**WORK REQUIRED:** Go through the entries one line at a time, and gather every line that has the word "values".
# START OF ENTRIES SHOWN
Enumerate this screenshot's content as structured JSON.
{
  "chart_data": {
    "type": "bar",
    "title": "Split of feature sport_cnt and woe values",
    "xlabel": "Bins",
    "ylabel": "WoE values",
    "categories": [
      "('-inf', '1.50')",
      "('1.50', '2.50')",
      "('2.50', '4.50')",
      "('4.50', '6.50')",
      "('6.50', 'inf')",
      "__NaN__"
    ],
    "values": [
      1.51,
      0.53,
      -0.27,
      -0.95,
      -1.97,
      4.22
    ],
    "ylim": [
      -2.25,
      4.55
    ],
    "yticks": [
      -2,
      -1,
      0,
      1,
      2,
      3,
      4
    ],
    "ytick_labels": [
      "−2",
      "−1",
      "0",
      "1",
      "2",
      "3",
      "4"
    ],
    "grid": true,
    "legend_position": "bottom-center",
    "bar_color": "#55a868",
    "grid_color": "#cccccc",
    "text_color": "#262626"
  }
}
# END OF ENTRIES SHOWN
**OUTPUT BELOW:**
    "title": "Split of feature sport_cnt and woe values",
    "ylabel": "WoE values",
    "values": [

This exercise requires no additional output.